### SET TASK
Each line containing the word "this" should be found and copied.
--- START MATERIAL TO PROCESS ---
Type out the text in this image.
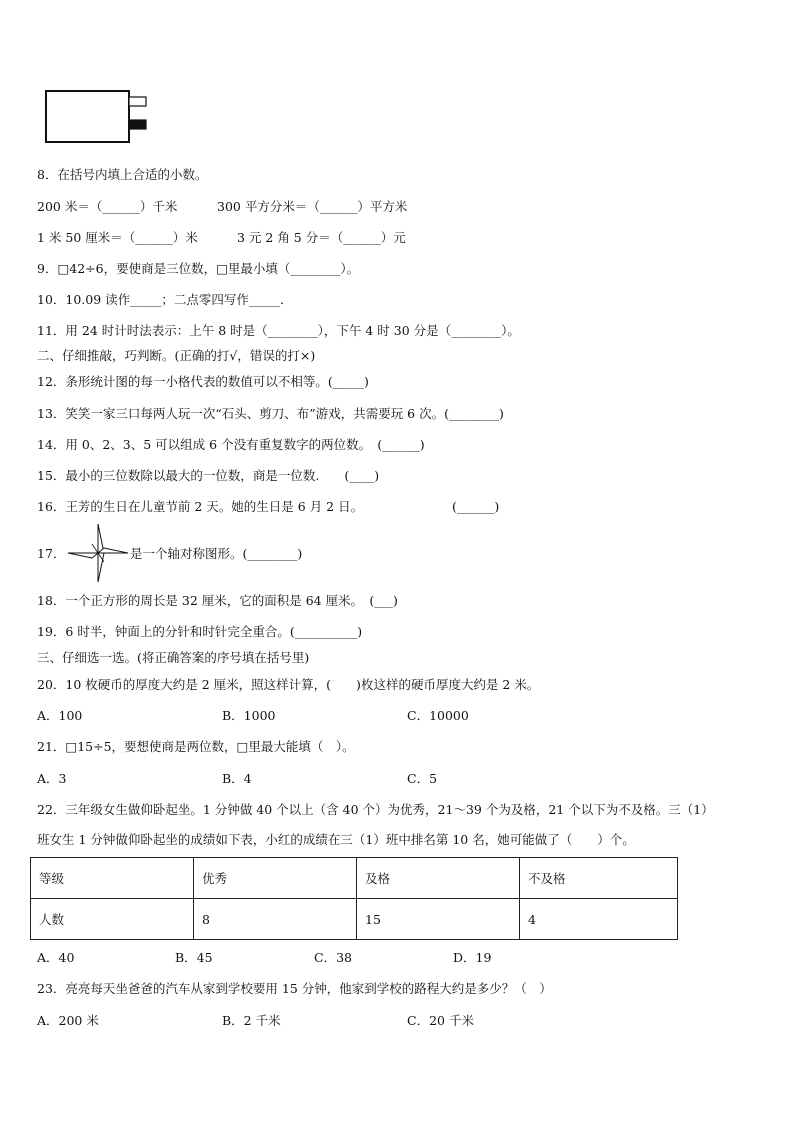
8．在括号内填上合适的小数。
200 米＝（______）千米	300 平方分米＝（______）平方米
1 米 50 厘米＝（______）米	3 元 2 角 5 分＝（______）元
9．□42÷6，要使商是三位数，□里最小填（________）。
10．10.09 读作_____；二点零四写作_____．
11．用 24 时计时法表示：上午 8 时是（________），下午 4 时 30 分是（________）。
二、仔细推敲，巧判断。(正确的打√，错误的打×)
12．条形统计图的每一小格代表的数值可以不相等。(_____)
13．笑笑一家三口每两人玩一次“石头、剪刀、布”游戏，共需要玩 6 次。(________)
14．用 0、2、3、5 可以组成 6 个没有重复数字的两位数。　(______)
15．最小的三位数除以最大的一位数，商是一位数.　　(____)
16．王芳的生日在儿童节前 2 天。她的生日是 6 月 2 日。	(______)
17．	是一个轴对称图形。(________)
18．一个正方形的周长是 32 厘米，它的面积是 64 厘米。　(___)
19．6 时半，钟面上的分针和时针完全重合。(__________)
三、仔细选一选。(将正确答案的序号填在括号里)
20．10 枚硬币的厚度大约是 2 厘米，照这样计算，(　　)枚这样的硬币厚度大约是 2 米。
A．100	B．1000	C．10000
21．□15÷5，要想使商是两位数，□里最大能填（　）。
A．3	B．4	C．5
22．三年级女生做仰卧起坐。1 分钟做 40 个以上（含 40 个）为优秀，21～39 个为及格，21 个以下为不及格。三（1）
班女生 1 分钟做仰卧起坐的成绩如下表，小红的成绩在三（1）班中排名第 10 名，她可能做了（　　）个。
等级	优秀	及格	不及格
人数	8	15	4
A．40	B．45	C．38	D．19
23．亮亮每天坐爸爸的汽车从家到学校要用 15 分钟，他家到学校的路程大约是多少？（　）
A．200 米	B．2 千米	C．20 千米
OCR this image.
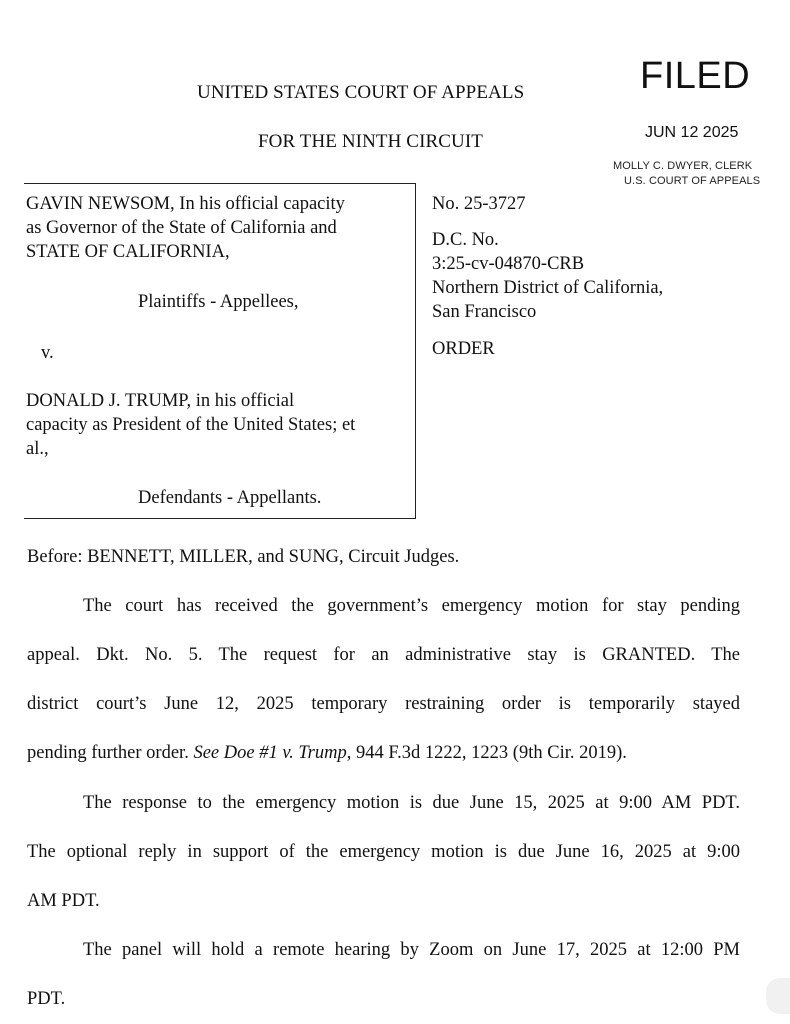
UNITED STATES COURT OF APPEALS
FOR THE NINTH CIRCUIT
FILED
JUN 12 2025
MOLLY C. DWYER, CLERK
U.S. COURT OF APPEALS
GAVIN NEWSOM, In his official capacity
as Governor of the State of California and
STATE OF CALIFORNIA,
Plaintiffs - Appellees,
v.
DONALD J. TRUMP, in his official
capacity as President of the United States; et
al.,
Defendants - Appellants.
No. 25-3727
D.C. No.
3:25-cv-04870-CRB
Northern District of California,
San Francisco
ORDER
Before: BENNETT, MILLER, and SUNG, Circuit Judges.
The court has received the government’s emergency motion for stay pending
appeal. Dkt. No. 5. The request for an administrative stay is GRANTED. The
district court’s June 12, 2025 temporary restraining order is temporarily stayed
pending further order. See Doe #1 v. Trump, 944 F.3d 1222, 1223 (9th Cir. 2019).
The response to the emergency motion is due June 15, 2025 at 9:00 AM PDT.
The optional reply in support of the emergency motion is due June 16, 2025 at 9:00
AM PDT.
The panel will hold a remote hearing by Zoom on June 17, 2025 at 12:00 PM
PDT.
--- END MATERIAL TO PROCESS ---
### FULL RESPONSE
Type out the text in this image.
OCR this image.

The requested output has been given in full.